GIVEN REQUEST -
Collect every line below that contains the word "text".

====

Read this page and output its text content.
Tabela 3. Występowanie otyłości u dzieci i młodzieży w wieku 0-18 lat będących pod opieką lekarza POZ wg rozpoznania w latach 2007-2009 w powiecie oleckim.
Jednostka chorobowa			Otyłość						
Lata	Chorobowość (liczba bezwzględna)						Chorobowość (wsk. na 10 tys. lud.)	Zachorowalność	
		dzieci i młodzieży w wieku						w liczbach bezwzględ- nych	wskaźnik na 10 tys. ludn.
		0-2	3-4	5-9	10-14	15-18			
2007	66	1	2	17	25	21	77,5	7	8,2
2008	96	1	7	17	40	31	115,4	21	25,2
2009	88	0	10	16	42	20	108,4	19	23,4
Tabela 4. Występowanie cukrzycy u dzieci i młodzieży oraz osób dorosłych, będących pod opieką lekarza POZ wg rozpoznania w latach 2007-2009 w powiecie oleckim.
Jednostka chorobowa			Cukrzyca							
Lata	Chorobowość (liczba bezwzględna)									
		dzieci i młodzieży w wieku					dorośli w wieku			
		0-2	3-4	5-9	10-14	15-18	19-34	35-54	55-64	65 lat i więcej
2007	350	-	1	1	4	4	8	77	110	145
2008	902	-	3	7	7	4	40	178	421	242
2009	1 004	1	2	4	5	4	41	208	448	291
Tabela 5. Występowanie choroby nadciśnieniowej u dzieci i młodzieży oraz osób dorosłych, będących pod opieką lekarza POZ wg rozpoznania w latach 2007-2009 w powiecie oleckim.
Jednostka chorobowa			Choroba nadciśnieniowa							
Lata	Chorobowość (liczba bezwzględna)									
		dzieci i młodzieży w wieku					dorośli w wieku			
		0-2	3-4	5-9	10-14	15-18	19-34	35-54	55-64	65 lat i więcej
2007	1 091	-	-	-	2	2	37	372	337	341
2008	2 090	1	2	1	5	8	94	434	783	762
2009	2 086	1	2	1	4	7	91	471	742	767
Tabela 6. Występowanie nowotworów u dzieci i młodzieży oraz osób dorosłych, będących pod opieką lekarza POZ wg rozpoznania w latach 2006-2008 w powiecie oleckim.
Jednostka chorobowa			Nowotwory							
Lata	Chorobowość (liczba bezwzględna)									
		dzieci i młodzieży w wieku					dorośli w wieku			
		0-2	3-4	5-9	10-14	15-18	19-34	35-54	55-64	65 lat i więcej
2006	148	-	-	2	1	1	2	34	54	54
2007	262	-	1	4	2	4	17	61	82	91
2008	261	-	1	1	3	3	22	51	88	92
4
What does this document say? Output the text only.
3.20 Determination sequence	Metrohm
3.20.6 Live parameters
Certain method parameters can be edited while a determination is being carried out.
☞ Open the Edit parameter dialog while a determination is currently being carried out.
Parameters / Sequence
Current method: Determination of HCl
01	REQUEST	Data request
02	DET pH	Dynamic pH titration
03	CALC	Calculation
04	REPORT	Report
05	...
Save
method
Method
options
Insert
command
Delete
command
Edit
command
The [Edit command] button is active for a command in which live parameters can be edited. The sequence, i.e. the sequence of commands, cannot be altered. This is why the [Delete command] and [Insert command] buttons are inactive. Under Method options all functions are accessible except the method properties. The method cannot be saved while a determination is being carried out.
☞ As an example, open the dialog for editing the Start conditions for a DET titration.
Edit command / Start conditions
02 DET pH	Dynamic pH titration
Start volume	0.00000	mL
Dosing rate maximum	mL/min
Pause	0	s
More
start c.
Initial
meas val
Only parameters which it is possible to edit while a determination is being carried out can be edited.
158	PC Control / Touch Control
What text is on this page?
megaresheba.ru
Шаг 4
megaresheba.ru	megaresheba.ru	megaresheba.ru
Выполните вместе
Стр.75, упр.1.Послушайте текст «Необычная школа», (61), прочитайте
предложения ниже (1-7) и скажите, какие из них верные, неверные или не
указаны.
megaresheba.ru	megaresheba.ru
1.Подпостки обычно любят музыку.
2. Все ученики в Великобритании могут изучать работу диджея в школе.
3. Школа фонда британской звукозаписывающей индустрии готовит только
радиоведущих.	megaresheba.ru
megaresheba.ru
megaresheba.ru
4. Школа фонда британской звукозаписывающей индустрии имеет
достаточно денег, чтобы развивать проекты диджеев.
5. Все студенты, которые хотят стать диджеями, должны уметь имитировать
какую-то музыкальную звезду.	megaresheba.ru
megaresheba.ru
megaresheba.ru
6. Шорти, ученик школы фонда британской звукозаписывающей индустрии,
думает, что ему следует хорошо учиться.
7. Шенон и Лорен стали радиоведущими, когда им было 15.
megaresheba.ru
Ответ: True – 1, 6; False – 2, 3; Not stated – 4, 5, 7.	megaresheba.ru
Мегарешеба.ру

====

THE SOLUTION -
Read this page and output its text content.
What does this document say? Output the text only.
What text is on this page?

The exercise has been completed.